=== AIM OF THE EXERCISE ===
Every entry needs to be reproduced exactly.
··· RECORDS FOR PROCESSING
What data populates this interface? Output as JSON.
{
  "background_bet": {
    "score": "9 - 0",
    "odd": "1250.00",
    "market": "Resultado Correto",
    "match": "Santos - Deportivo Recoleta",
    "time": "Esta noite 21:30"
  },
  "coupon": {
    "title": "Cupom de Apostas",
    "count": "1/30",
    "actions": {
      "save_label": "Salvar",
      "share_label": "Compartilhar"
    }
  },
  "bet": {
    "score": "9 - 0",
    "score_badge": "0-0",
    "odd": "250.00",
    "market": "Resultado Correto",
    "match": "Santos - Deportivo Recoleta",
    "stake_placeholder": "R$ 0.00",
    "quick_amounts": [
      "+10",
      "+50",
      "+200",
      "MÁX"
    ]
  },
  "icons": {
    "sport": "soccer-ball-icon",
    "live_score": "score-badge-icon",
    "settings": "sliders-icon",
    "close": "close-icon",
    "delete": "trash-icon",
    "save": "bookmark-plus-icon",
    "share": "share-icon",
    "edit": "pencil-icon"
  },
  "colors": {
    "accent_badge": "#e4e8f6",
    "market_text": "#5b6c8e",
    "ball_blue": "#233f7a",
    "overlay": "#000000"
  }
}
······
=== IN RESPONSE ===
What data populates this interface? Output as JSON.
{
  "background_bet": {
    "score": "9 - 0",
    "odd": "1250.00",
    "market": "Resultado Correto",
    "match": "Santos - Deportivo Recoleta",
    "time": "Esta noite 21:30"
  },
  "coupon": {
    "title": "Cupom de Apostas",
    "count": "1/30",
    "actions": {
      "save_label": "Salvar",
      "share_label": "Compartilhar"
    }
  },
  "bet": {
    "score": "9 - 0",
    "score_badge": "0-0",
    "odd": "250.00",
    "market": "Resultado Correto",
    "match": "Santos - Deportivo Recoleta",
    "stake_placeholder": "R$ 0.00",
    "quick_amounts": [
      "+10",
      "+50",
      "+200",
      "MÁX"
    ]
  },
  "icons": {
    "sport": "soccer-ball-icon",
    "live_score": "score-badge-icon",
    "settings": "sliders-icon",
    "close": "close-icon",
    "delete": "trash-icon",
    "save": "bookmark-plus-icon",
    "share": "share-icon",
    "edit": "pencil-icon"
  },
  "colors": {
    "accent_badge": "#e4e8f6",
    "market_text": "#5b6c8e",
    "ball_blue": "#233f7a",
    "overlay": "#000000"
  }
}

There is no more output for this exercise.